GIVEN REQUEST: Return the records that follow, matching each one exactly.

++++ SUPPLIED INFORMATION

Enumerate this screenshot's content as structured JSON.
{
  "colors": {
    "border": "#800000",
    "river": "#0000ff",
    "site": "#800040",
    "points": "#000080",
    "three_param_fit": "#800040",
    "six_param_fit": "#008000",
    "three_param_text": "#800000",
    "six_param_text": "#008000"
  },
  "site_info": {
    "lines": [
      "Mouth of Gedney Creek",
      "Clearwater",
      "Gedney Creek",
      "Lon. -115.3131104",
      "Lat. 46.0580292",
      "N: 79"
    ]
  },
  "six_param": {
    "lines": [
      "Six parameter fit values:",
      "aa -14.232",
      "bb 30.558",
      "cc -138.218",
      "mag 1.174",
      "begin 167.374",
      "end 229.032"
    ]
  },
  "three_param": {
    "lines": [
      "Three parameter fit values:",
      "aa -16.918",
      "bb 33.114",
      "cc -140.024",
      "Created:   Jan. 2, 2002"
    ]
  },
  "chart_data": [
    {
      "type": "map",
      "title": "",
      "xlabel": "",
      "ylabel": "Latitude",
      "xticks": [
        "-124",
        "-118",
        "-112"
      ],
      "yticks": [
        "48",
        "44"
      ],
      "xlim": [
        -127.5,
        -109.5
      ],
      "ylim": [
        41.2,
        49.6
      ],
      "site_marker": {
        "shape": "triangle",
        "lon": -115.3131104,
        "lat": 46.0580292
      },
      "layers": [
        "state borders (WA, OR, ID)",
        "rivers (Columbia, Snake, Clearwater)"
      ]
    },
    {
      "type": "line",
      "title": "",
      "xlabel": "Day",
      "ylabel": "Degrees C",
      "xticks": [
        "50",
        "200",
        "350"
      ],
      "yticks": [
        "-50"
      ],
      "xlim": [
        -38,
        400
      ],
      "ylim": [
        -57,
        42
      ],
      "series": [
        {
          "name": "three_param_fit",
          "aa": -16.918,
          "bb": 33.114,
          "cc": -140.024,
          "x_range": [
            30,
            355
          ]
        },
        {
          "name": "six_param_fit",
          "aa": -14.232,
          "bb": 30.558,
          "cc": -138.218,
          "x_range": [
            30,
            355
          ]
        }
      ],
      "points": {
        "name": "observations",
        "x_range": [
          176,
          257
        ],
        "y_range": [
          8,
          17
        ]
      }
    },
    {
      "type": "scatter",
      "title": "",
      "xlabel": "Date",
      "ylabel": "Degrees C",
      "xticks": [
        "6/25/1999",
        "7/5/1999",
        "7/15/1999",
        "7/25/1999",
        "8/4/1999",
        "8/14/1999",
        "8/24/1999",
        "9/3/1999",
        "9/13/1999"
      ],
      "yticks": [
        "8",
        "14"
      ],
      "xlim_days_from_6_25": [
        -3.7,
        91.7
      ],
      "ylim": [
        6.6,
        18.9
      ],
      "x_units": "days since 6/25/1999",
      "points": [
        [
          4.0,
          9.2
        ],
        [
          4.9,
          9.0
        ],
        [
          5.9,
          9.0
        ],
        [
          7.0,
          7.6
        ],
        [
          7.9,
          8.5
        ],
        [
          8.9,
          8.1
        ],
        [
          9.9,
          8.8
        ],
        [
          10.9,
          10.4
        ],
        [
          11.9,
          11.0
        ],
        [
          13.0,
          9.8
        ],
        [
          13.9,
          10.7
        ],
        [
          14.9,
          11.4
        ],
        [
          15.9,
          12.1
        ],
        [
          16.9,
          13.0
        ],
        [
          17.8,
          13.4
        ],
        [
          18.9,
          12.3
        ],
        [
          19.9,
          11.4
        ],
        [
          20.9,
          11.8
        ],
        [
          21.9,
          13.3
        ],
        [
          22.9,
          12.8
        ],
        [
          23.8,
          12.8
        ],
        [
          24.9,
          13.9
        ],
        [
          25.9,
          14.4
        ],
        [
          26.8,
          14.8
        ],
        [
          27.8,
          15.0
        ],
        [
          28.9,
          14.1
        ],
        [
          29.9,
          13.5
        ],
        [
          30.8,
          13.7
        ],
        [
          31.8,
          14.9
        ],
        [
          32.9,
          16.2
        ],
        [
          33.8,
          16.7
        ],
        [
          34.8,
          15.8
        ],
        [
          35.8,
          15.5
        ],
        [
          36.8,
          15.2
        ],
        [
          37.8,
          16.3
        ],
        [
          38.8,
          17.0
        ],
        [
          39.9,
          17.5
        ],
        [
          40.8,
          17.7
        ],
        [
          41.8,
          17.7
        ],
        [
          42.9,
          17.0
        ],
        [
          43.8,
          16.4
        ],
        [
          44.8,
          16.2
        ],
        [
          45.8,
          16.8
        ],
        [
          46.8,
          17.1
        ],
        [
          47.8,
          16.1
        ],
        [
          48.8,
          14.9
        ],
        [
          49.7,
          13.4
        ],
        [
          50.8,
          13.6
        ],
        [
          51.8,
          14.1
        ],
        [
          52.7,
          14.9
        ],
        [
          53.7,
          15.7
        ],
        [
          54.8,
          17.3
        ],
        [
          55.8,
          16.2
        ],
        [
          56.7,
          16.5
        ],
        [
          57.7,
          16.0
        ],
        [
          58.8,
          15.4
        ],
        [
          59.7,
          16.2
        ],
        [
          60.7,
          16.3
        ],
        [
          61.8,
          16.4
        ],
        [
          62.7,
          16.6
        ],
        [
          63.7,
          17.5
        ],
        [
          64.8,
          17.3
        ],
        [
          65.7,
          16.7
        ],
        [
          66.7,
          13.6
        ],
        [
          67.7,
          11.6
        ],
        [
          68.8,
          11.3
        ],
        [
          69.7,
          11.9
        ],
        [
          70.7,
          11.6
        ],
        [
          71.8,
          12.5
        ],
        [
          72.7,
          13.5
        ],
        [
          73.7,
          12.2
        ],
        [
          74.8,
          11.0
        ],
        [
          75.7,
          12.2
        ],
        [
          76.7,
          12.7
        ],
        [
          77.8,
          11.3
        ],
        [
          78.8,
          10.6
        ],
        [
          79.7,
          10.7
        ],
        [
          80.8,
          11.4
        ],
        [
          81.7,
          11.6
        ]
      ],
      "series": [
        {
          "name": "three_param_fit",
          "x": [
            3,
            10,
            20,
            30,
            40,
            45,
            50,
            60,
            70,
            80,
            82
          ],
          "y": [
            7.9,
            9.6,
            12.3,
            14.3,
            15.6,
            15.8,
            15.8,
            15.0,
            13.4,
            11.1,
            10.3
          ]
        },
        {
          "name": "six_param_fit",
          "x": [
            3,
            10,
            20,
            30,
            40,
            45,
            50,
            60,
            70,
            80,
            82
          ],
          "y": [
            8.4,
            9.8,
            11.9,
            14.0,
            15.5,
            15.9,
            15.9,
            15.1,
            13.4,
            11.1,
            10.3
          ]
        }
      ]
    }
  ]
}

++++++++

EXERCISE OUTPUT:
Enumerate this screenshot's content as structured JSON.
{
  "colors": {
    "border": "#800000",
    "river": "#0000ff",
    "site": "#800040",
    "points": "#000080",
    "three_param_fit": "#800040",
    "six_param_fit": "#008000",
    "three_param_text": "#800000",
    "six_param_text": "#008000"
  },
  "site_info": {
    "lines": [
      "Mouth of Gedney Creek",
      "Clearwater",
      "Gedney Creek",
      "Lon. -115.3131104",
      "Lat. 46.0580292",
      "N: 79"
    ]
  },
  "six_param": {
    "lines": [
      "Six parameter fit values:",
      "aa -14.232",
      "bb 30.558",
      "cc -138.218",
      "mag 1.174",
      "begin 167.374",
      "end 229.032"
    ]
  },
  "three_param": {
    "lines": [
      "Three parameter fit values:",
      "aa -16.918",
      "bb 33.114",
      "cc -140.024",
      "Created:   Jan. 2, 2002"
    ]
  },
  "chart_data": [
    {
      "type": "map",
      "title": "",
      "xlabel": "",
      "ylabel": "Latitude",
      "xticks": [
        "-124",
        "-118",
        "-112"
      ],
      "yticks": [
        "48",
        "44"
      ],
      "xlim": [
        -127.5,
        -109.5
      ],
      "ylim": [
        41.2,
        49.6
      ],
      "site_marker": {
        "shape": "triangle",
        "lon": -115.3131104,
        "lat": 46.0580292
      },
      "layers": [
        "state borders (WA, OR, ID)",
        "rivers (Columbia, Snake, Clearwater)"
      ]
    },
    {
      "type": "line",
      "title": "",
      "xlabel": "Day",
      "ylabel": "Degrees C",
      "xticks": [
        "50",
        "200",
        "350"
      ],
      "yticks": [
        "-50"
      ],
      "xlim": [
        -38,
        400
      ],
      "ylim": [
        -57,
        42
      ],
      "series": [
        {
          "name": "three_param_fit",
          "aa": -16.918,
          "bb": 33.114,
          "cc": -140.024,
          "x_range": [
            30,
            355
          ]
        },
        {
          "name": "six_param_fit",
          "aa": -14.232,
          "bb": 30.558,
          "cc": -138.218,
          "x_range": [
            30,
            355
          ]
        }
      ],
      "points": {
        "name": "observations",
        "x_range": [
          176,
          257
        ],
        "y_range": [
          8,
          17
        ]
      }
    },
    {
      "type": "scatter",
      "title": "",
      "xlabel": "Date",
      "ylabel": "Degrees C",
      "xticks": [
        "6/25/1999",
        "7/5/1999",
        "7/15/1999",
        "7/25/1999",
        "8/4/1999",
        "8/14/1999",
        "8/24/1999",
        "9/3/1999",
        "9/13/1999"
      ],
      "yticks": [
        "8",
        "14"
      ],
      "xlim_days_from_6_25": [
        -3.7,
        91.7
      ],
      "ylim": [
        6.6,
        18.9
      ],
      "x_units": "days since 6/25/1999",
      "points": [
        [
          4.0,
          9.2
        ],
        [
          4.9,
          9.0
        ],
        [
          5.9,
          9.0
        ],
        [
          7.0,
          7.6
        ],
        [
          7.9,
          8.5
        ],
        [
          8.9,
          8.1
        ],
        [
          9.9,
          8.8
        ],
        [
          10.9,
          10.4
        ],
        [
          11.9,
          11.0
        ],
        [
          13.0,
          9.8
        ],
        [
          13.9,
          10.7
        ],
        [
          14.9,
          11.4
        ],
        [
          15.9,
          12.1
        ],
        [
          16.9,
          13.0
        ],
        [
          17.8,
          13.4
        ],
        [
          18.9,
          12.3
        ],
        [
          19.9,
          11.4
        ],
        [
          20.9,
          11.8
        ],
        [
          21.9,
          13.3
        ],
        [
          22.9,
          12.8
        ],
        [
          23.8,
          12.8
        ],
        [
          24.9,
          13.9
        ],
        [
          25.9,
          14.4
        ],
        [
          26.8,
          14.8
        ],
        [
          27.8,
          15.0
        ],
        [
          28.9,
          14.1
        ],
        [
          29.9,
          13.5
        ],
        [
          30.8,
          13.7
        ],
        [
          31.8,
          14.9
        ],
        [
          32.9,
          16.2
        ],
        [
          33.8,
          16.7
        ],
        [
          34.8,
          15.8
        ],
        [
          35.8,
          15.5
        ],
        [
          36.8,
          15.2
        ],
        [
          37.8,
          16.3
        ],
        [
          38.8,
          17.0
        ],
        [
          39.9,
          17.5
        ],
        [
          40.8,
          17.7
        ],
        [
          41.8,
          17.7
        ],
        [
          42.9,
          17.0
        ],
        [
          43.8,
          16.4
        ],
        [
          44.8,
          16.2
        ],
        [
          45.8,
          16.8
        ],
        [
          46.8,
          17.1
        ],
        [
          47.8,
          16.1
        ],
        [
          48.8,
          14.9
        ],
        [
          49.7,
          13.4
        ],
        [
          50.8,
          13.6
        ],
        [
          51.8,
          14.1
        ],
        [
          52.7,
          14.9
        ],
        [
          53.7,
          15.7
        ],
        [
          54.8,
          17.3
        ],
        [
          55.8,
          16.2
        ],
        [
          56.7,
          16.5
        ],
        [
          57.7,
          16.0
        ],
        [
          58.8,
          15.4
        ],
        [
          59.7,
          16.2
        ],
        [
          60.7,
          16.3
        ],
        [
          61.8,
          16.4
        ],
        [
          62.7,
          16.6
        ],
        [
          63.7,
          17.5
        ],
        [
          64.8,
          17.3
        ],
        [
          65.7,
          16.7
        ],
        [
          66.7,
          13.6
        ],
        [
          67.7,
          11.6
        ],
        [
          68.8,
          11.3
        ],
        [
          69.7,
          11.9
        ],
        [
          70.7,
          11.6
        ],
        [
          71.8,
          12.5
        ],
        [
          72.7,
          13.5
        ],
        [
          73.7,
          12.2
        ],
        [
          74.8,
          11.0
        ],
        [
          75.7,
          12.2
        ],
        [
          76.7,
          12.7
        ],
        [
          77.8,
          11.3
        ],
        [
          78.8,
          10.6
        ],
        [
          79.7,
          10.7
        ],
        [
          80.8,
          11.4
        ],
        [
          81.7,
          11.6
        ]
      ],
      "series": [
        {
          "name": "three_param_fit",
          "x": [
            3,
            10,
            20,
            30,
            40,
            45,
            50,
            60,
            70,
            80,
            82
          ],
          "y": [
            7.9,
            9.6,
            12.3,
            14.3,
            15.6,
            15.8,
            15.8,
            15.0,
            13.4,
            11.1,
            10.3
          ]
        },
        {
          "name": "six_param_fit",
          "x": [
            3,
            10,
            20,
            30,
            40,
            45,
            50,
            60,
            70,
            80,
            82
          ],
          "y": [
            8.4,
            9.8,
            11.9,
            14.0,
            15.5,
            15.9,
            15.9,
            15.1,
            13.4,
            11.1,
            10.3
          ]
        }
      ]
    }
  ]
}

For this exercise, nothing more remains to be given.